Exercise description -> Images are not part of the copy; transcribe all the data exactly.
-*-
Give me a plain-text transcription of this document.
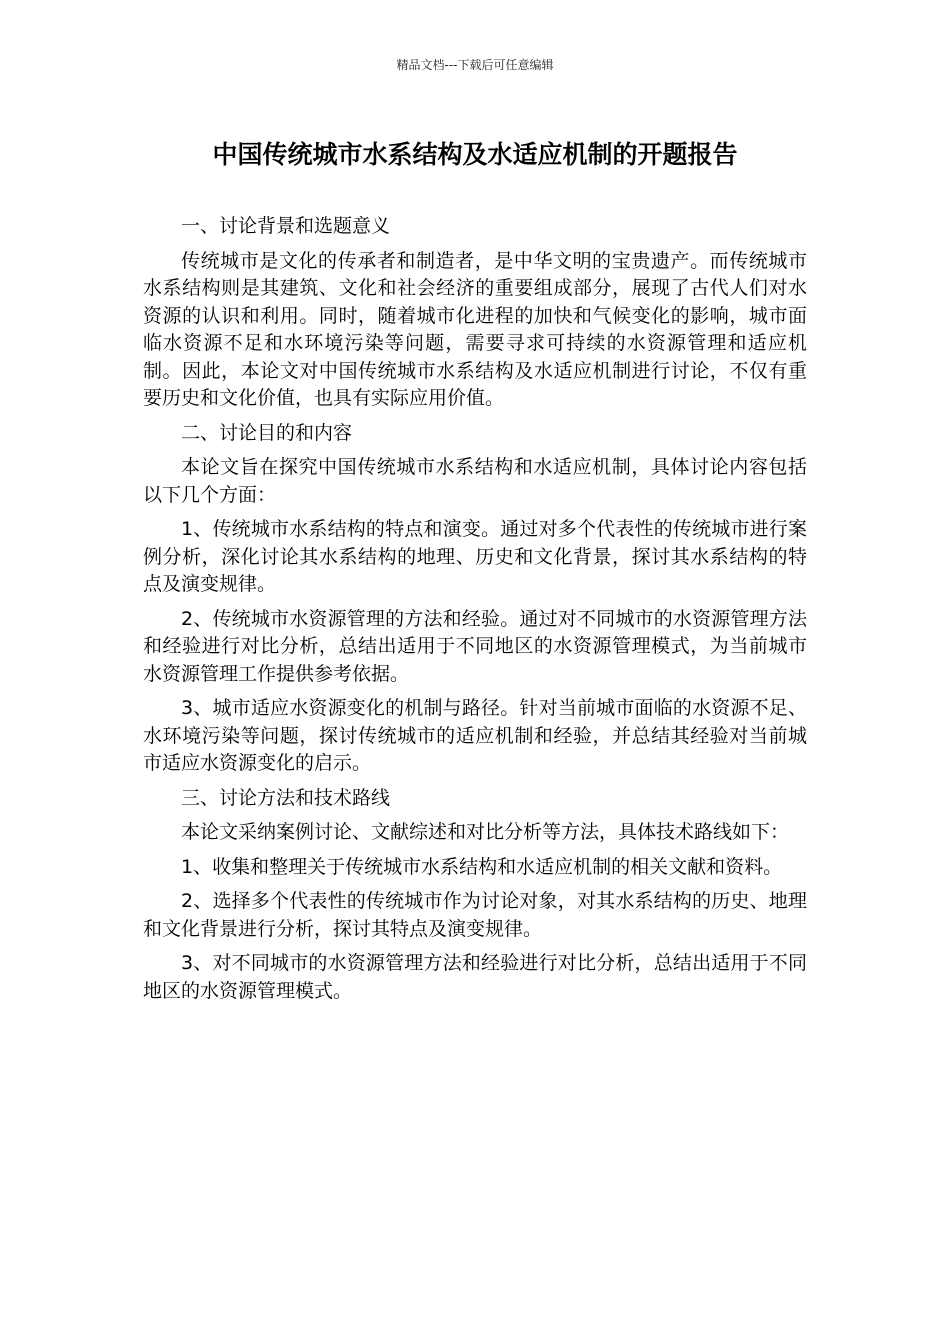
精品文档---下载后可任意编辑
中国传统城市水系结构及水适应机制的开题报告

一、讨论背景和选题意义

传统城市是文化的传承者和制造者，是中华文明的宝贵遗产。而传统城市水系结构则是其建筑、文化和社会经济的重要组成部分，展现了古代人们对水资源的认识和利用。同时，随着城市化进程的加快和气候变化的影响，城市面临水资源不足和水环境污染等问题，需要寻求可持续的水资源管理和适应机制。因此，本论文对中国传统城市水系结构及水适应机制进行讨论，不仅有重要历史和文化价值，也具有实际应用价值。

二、讨论目的和内容

本论文旨在探究中国传统城市水系结构和水适应机制，具体讨论内容包括以下几个方面：

1、传统城市水系结构的特点和演变。通过对多个代表性的传统城市进行案例分析，深化讨论其水系结构的地理、历史和文化背景，探讨其水系结构的特点及演变规律。

2、传统城市水资源管理的方法和经验。通过对不同城市的水资源管理方法和经验进行对比分析，总结出适用于不同地区的水资源管理模式，为当前城市水资源管理工作提供参考依据。

3、城市适应水资源变化的机制与路径。针对当前城市面临的水资源不足、水环境污染等问题，探讨传统城市的适应机制和经验，并总结其经验对当前城市适应水资源变化的启示。

三、讨论方法和技术路线

本论文采纳案例讨论、文献综述和对比分析等方法，具体技术路线如下：

1、收集和整理关于传统城市水系结构和水适应机制的相关文献和资料。

2、选择多个代表性的传统城市作为讨论对象，对其水系结构的历史、地理和文化背景进行分析，探讨其特点及演变规律。

3、对不同城市的水资源管理方法和经验进行对比分析，总结出适用于不同地区的水资源管理模式。
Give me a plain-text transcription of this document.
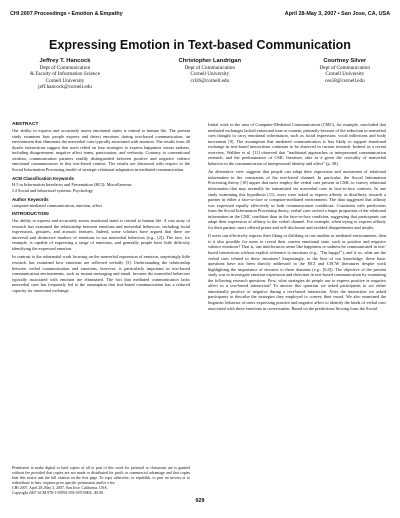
CHI 2007 Proceedings • Emotion & Empathy	April 28-May 3, 2007 • San Jose, CA, USA
Expressing Emotion in Text-based Communication
Jeffrey T. Hancock
Dept of Communication
& Faculty of Information Science
Cornell University
jeff.hancock@cornell.edu
Christopher Landrigan
Dept of Communication
Cornell University
crl26@cornell.edu
Courtney Silver
Dept of Communication
Cornell University
ces58@cornell.edu
ABSTRACT

Our ability to express and accurately assess emotional states is central to human life. The present study examines how people express and detect emotions during text-based communication, an environment that eliminates the nonverbal cues typically associated with emotion. The results from 40 dyadic interactions suggest that users relied on four strategies to express happiness versus sadness, including disagreement, negative affect terms, punctuation, and verbosity. Contrary to conventional wisdom, communication partners readily distinguished between positive and negative valence emotional communicators in this text-based context. The results are discussed with respect to the Social Information Processing model of strategic relational adaptation in mediated communication.

ACM Classification Keywords

H.5 m Information Interfaces and Presentation (HCI): Miscellaneous

J.4 Social and behavioral systems: Psychology

Author Keywords

computer-mediated communication, emotion, affect

INTRODUCTION

Our ability to express and accurately assess emotional states is central to human life. A vast array of research has examined the relationship between emotions and nonverbal behaviors, including facial expressions, gestures, and acoustic features. Indeed, some scholars have argued that there are universal and distinctive markers of emotions in our nonverbal behaviors (e.g., [2]). The face, for example, is capable of expressing a range of emotions, and generally people have little difficulty identifying the expressed emotion.

In contrast to the substantial work focusing on the nonverbal expression of emotion, surprisingly little research has examined how emotions are reflected verbally [3]. Understanding the relationship between verbal communication and emotions, however, is particularly important in text-based communication environments, such as instant messaging and email, because the nonverbal behaviors typically associated with emotion are eliminated. The fact that mediated communication lacks nonverbal cues has frequently led to the assumption that text-based communication has a reduced capacity for emotional exchange.

Permission to make digital or hard copies of all or part of this work for personal or classroom use is granted without fee provided that copies are not made or distributed for profit or commercial advantage and that copies bear this notice and the full citation on the first page. To copy otherwise, or republish, to post on servers or to redistribute to lists, requires prior specific permission and/or a fee.

CHI 2007, April 28–May 3, 2007, San Jose, California, USA.

Copyright 2007 ACM 978-1-59593-593-9/07/0004...$5.00.

Initial work in the area of Computer-Mediated Communication (CMC), for example, concluded that mediated exchanges lacked emotional tone or content, primarily because of the reduction in nonverbal cues thought to carry emotional information, such as facial expression, vocal inflections and body movement [9]. The assumption that mediated communication is less likely to support emotional exchange in text-based interactions continues to be observed in current research. Indeed, in a recent overview, Walther et al. [11] observed that "traditional approaches to interpersonal communication research, and the predominance of CMC literature, take as a given the criticality of nonverbal behavior in the communication of interpersonal identity and affect" (p. 38).

An alternative view suggests that people can adapt their expression and assessment of relational information to the constraints of the text-based channel. In particular, the Social Information Processing theory [10] argues that users employ the verbal cues present in CMC to convey relational information that may normally be transmitted via nonverbal cues in face-to-face contexts. In one study examining this hypothesis [11], users were asked to express affinity or disaffinity towards a partner in either a face-to-face or computer-mediated environment. The data suggested that affinity was expressed equally effectively in both communication conditions. Consistent with predictions from the Social Information Processing theory, verbal cues carried a larger proportion of the relational information in the CMC condition than in the face-to-face condition, suggesting that participants can adapt their expression of affinity to the verbal channel. For example, when trying to express affinity for their partner, users offered praise and self-disclosure and avoided disagreements and insults.

If users can effectively express their liking or disliking of one another in mediated environments, then is it also possible for users to reveal their current emotional state, such as positive and negative valence emotions? That is, can interlocutors sense like happiness or sadness be communicated in text-based interactions without explicit reference to emotions (e.g., "I'm happy!"), and if so, what are the verbal cues related to these emotions? Surprisingly, to the best of our knowledge, these basic questions have not been directly addressed in the HCI and CSCW literatures despite work highlighting the importance of emotion to these domains (e.g., [6,8]). The objective of the present study was to investigate emotion expression and detection in text-based communication by examining the following research questions. First, what strategies do people use to express positive or negative affect in a text-based interaction? To answer this question we asked participants to act either emotionally positive or negative during a text-based interaction. After the interaction we asked participants to describe the strategies they employed to convey their mood. We also examined the linguistic behavior of users expressing positive and negative affect to identify the kinds of verbal cues associated with these emotions in conversation. Based on the predictions flowing from the Social

929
-*-
The completed task ->
Give me a plain-text transcription of this document.
精品文档---下载后可任意编辑
中国传统城市水系结构及水适应机制的开题报告

一、讨论背景和选题意义

传统城市是文化的传承者和制造者，是中华文明的宝贵遗产。而传统城市水系结构则是其建筑、文化和社会经济的重要组成部分，展现了古代人们对水资源的认识和利用。同时，随着城市化进程的加快和气候变化的影响，城市面临水资源不足和水环境污染等问题，需要寻求可持续的水资源管理和适应机制。因此，本论文对中国传统城市水系结构及水适应机制进行讨论，不仅有重要历史和文化价值，也具有实际应用价值。

二、讨论目的和内容

本论文旨在探究中国传统城市水系结构和水适应机制，具体讨论内容包括以下几个方面：

1、传统城市水系结构的特点和演变。通过对多个代表性的传统城市进行案例分析，深化讨论其水系结构的地理、历史和文化背景，探讨其水系结构的特点及演变规律。

2、传统城市水资源管理的方法和经验。通过对不同城市的水资源管理方法和经验进行对比分析，总结出适用于不同地区的水资源管理模式，为当前城市水资源管理工作提供参考依据。

3、城市适应水资源变化的机制与路径。针对当前城市面临的水资源不足、水环境污染等问题，探讨传统城市的适应机制和经验，并总结其经验对当前城市适应水资源变化的启示。

三、讨论方法和技术路线

本论文采纳案例讨论、文献综述和对比分析等方法，具体技术路线如下：

1、收集和整理关于传统城市水系结构和水适应机制的相关文献和资料。

2、选择多个代表性的传统城市作为讨论对象，对其水系结构的历史、地理和文化背景进行分析，探讨其特点及演变规律。

3、对不同城市的水资源管理方法和经验进行对比分析，总结出适用于不同地区的水资源管理模式。
Give me a plain-text transcription of this document.
CHI 2007 Proceedings • Emotion & Empathy	April 28-May 3, 2007 • San Jose, CA, USA
Expressing Emotion in Text-based Communication
Jeffrey T. Hancock
Dept of Communication
& Faculty of Information Science
Cornell University
jeff.hancock@cornell.edu
Christopher Landrigan
Dept of Communication
Cornell University
crl26@cornell.edu
Courtney Silver
Dept of Communication
Cornell University
ces58@cornell.edu
ABSTRACT

Our ability to express and accurately assess emotional states is central to human life. The present study examines how people express and detect emotions during text-based communication, an environment that eliminates the nonverbal cues typically associated with emotion. The results from 40 dyadic interactions suggest that users relied on four strategies to express happiness versus sadness, including disagreement, negative affect terms, punctuation, and verbosity. Contrary to conventional wisdom, communication partners readily distinguished between positive and negative valence emotional communicators in this text-based context. The results are discussed with respect to the Social Information Processing model of strategic relational adaptation in mediated communication.

ACM Classification Keywords

H.5 m Information Interfaces and Presentation (HCI): Miscellaneous

J.4 Social and behavioral systems: Psychology

Author Keywords

computer-mediated communication, emotion, affect

INTRODUCTION

Our ability to express and accurately assess emotional states is central to human life. A vast array of research has examined the relationship between emotions and nonverbal behaviors, including facial expressions, gestures, and acoustic features. Indeed, some scholars have argued that there are universal and distinctive markers of emotions in our nonverbal behaviors (e.g., [2]). The face, for example, is capable of expressing a range of emotions, and generally people have little difficulty identifying the expressed emotion.

In contrast to the substantial work focusing on the nonverbal expression of emotion, surprisingly little research has examined how emotions are reflected verbally [3]. Understanding the relationship between verbal communication and emotions, however, is particularly important in text-based communication environments, such as instant messaging and email, because the nonverbal behaviors typically associated with emotion are eliminated. The fact that mediated communication lacks nonverbal cues has frequently led to the assumption that text-based communication has a reduced capacity for emotional exchange.

Permission to make digital or hard copies of all or part of this work for personal or classroom use is granted without fee provided that copies are not made or distributed for profit or commercial advantage and that copies bear this notice and the full citation on the first page. To copy otherwise, or republish, to post on servers or to redistribute to lists, requires prior specific permission and/or a fee.

CHI 2007, April 28–May 3, 2007, San Jose, California, USA.

Copyright 2007 ACM 978-1-59593-593-9/07/0004...$5.00.

Initial work in the area of Computer-Mediated Communication (CMC), for example, concluded that mediated exchanges lacked emotional tone or content, primarily because of the reduction in nonverbal cues thought to carry emotional information, such as facial expression, vocal inflections and body movement [9]. The assumption that mediated communication is less likely to support emotional exchange in text-based interactions continues to be observed in current research. Indeed, in a recent overview, Walther et al. [11] observed that "traditional approaches to interpersonal communication research, and the predominance of CMC literature, take as a given the criticality of nonverbal behavior in the communication of interpersonal identity and affect" (p. 38).

An alternative view suggests that people can adapt their expression and assessment of relational information to the constraints of the text-based channel. In particular, the Social Information Processing theory [10] argues that users employ the verbal cues present in CMC to convey relational information that may normally be transmitted via nonverbal cues in face-to-face contexts. In one study examining this hypothesis [11], users were asked to express affinity or disaffinity towards a partner in either a face-to-face or computer-mediated environment. The data suggested that affinity was expressed equally effectively in both communication conditions. Consistent with predictions from the Social Information Processing theory, verbal cues carried a larger proportion of the relational information in the CMC condition than in the face-to-face condition, suggesting that participants can adapt their expression of affinity to the verbal channel. For example, when trying to express affinity for their partner, users offered praise and self-disclosure and avoided disagreements and insults.

If users can effectively express their liking or disliking of one another in mediated environments, then is it also possible for users to reveal their current emotional state, such as positive and negative valence emotions? That is, can interlocutors sense like happiness or sadness be communicated in text-based interactions without explicit reference to emotions (e.g., "I'm happy!"), and if so, what are the verbal cues related to these emotions? Surprisingly, to the best of our knowledge, these basic questions have not been directly addressed in the HCI and CSCW literatures despite work highlighting the importance of emotion to these domains (e.g., [6,8]). The objective of the present study was to investigate emotion expression and detection in text-based communication by examining the following research questions. First, what strategies do people use to express positive or negative affect in a text-based interaction? To answer this question we asked participants to act either emotionally positive or negative during a text-based interaction. After the interaction we asked participants to describe the strategies they employed to convey their mood. We also examined the linguistic behavior of users expressing positive and negative affect to identify the kinds of verbal cues associated with these emotions in conversation. Based on the predictions flowing from the Social

929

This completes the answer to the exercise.